→ **Required work**
Identify and reproduce every line holding the string "Materials".

A block of data
+---+
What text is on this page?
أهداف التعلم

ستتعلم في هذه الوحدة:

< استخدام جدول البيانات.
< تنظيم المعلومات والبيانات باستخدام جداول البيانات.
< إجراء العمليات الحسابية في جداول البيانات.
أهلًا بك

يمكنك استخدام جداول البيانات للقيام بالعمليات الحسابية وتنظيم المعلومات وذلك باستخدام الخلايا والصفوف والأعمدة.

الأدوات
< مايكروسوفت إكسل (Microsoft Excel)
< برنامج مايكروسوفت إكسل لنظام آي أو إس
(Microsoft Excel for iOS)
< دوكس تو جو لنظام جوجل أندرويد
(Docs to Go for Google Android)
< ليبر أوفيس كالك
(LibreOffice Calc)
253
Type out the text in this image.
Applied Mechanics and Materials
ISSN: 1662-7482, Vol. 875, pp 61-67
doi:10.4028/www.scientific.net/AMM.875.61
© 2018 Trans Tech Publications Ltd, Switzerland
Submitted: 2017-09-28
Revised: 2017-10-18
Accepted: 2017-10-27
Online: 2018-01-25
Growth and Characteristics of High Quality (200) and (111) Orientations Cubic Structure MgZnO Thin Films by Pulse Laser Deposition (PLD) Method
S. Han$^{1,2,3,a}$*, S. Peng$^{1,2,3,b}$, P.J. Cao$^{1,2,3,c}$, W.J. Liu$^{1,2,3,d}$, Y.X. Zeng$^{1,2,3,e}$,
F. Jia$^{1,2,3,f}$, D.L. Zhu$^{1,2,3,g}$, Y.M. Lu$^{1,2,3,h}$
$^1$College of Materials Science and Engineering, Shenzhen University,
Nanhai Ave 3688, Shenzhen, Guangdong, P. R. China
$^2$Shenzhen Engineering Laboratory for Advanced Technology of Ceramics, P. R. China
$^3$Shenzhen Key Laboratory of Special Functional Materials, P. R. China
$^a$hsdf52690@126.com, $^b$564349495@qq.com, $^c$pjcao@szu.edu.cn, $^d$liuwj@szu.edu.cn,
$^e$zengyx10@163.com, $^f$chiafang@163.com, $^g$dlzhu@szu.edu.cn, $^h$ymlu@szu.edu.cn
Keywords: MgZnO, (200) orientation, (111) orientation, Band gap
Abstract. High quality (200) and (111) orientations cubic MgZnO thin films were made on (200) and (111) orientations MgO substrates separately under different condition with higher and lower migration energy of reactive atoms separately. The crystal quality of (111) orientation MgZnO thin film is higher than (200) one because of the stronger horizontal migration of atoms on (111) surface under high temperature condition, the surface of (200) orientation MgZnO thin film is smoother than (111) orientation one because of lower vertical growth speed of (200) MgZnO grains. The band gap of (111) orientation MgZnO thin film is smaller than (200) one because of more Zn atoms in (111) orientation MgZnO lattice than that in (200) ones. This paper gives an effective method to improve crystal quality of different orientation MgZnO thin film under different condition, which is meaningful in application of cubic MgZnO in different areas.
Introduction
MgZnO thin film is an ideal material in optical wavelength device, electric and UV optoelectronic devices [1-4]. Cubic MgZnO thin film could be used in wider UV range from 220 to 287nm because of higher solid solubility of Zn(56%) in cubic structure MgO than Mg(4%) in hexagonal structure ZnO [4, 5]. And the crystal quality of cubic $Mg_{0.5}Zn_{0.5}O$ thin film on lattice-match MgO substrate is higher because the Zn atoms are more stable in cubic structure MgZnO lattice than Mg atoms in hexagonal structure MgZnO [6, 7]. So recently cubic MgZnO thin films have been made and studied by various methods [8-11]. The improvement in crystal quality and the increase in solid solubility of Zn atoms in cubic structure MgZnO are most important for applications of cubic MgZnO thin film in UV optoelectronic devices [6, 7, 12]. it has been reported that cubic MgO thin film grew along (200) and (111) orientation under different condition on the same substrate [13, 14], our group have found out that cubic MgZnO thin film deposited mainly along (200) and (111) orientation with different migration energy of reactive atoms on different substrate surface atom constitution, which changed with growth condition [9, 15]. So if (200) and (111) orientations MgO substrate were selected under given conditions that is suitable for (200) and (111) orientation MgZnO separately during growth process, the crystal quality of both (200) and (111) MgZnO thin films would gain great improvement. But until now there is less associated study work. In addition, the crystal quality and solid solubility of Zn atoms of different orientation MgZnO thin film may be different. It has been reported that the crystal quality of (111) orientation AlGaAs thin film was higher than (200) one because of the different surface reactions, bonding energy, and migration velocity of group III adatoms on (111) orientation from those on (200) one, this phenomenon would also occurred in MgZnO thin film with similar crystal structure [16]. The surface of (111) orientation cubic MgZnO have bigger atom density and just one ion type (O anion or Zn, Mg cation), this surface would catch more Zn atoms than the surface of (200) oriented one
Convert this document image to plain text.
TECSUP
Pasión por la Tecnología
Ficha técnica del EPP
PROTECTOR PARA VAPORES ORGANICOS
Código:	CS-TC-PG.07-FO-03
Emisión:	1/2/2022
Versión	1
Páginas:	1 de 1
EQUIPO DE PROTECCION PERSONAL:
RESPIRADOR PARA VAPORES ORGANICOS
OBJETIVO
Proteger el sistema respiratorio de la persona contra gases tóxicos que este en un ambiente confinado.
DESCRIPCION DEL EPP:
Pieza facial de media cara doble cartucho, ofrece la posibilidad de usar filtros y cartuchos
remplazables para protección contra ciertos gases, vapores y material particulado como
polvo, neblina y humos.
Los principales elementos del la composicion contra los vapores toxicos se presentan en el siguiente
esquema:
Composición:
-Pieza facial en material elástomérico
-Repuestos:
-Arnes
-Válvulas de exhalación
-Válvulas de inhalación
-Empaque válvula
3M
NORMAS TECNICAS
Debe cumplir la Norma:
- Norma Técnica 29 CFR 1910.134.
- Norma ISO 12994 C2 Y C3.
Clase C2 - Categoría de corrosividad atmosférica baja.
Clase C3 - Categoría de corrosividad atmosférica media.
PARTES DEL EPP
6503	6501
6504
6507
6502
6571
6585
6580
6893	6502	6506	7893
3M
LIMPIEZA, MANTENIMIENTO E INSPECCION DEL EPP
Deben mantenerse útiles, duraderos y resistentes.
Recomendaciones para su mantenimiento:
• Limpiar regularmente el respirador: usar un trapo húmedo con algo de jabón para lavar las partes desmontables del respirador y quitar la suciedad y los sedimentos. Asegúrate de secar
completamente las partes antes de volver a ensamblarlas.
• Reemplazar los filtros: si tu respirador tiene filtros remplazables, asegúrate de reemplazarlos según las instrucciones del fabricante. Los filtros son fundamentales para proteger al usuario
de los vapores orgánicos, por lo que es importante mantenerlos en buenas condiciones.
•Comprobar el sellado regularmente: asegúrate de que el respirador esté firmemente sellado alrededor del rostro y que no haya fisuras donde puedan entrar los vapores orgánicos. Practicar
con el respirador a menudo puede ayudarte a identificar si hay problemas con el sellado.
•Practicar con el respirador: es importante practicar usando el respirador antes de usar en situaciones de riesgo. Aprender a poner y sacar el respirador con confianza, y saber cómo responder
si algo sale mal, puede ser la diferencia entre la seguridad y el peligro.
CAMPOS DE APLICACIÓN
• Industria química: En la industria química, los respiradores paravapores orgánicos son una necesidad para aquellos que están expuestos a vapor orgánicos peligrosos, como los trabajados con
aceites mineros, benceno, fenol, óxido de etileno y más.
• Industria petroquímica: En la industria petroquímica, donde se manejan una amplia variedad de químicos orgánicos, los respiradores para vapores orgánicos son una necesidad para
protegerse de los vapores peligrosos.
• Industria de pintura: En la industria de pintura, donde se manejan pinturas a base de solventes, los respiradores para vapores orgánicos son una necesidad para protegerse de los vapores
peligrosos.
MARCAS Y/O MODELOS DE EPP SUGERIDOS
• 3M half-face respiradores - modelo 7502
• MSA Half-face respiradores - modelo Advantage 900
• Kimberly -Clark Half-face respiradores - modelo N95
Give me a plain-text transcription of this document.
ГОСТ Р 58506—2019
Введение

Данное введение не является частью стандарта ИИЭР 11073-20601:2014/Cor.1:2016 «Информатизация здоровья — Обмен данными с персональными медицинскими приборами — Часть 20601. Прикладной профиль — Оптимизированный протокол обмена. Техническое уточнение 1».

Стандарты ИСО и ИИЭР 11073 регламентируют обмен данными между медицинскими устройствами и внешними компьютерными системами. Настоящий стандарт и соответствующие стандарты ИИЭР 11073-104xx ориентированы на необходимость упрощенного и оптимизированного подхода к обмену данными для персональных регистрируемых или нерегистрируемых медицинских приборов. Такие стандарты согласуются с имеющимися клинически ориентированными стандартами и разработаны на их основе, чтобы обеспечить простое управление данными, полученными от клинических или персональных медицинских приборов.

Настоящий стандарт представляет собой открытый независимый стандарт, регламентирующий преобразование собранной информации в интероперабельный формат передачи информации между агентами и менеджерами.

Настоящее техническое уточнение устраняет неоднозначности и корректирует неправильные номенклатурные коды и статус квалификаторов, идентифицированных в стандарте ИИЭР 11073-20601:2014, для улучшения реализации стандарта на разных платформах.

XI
+---+
→ **Solution to the exercise**
Applied Mechanics and Materials
$^1$College of Materials Science and Engineering, Shenzhen University,
$^3$Shenzhen Key Laboratory of Special Functional Materials, P. R. China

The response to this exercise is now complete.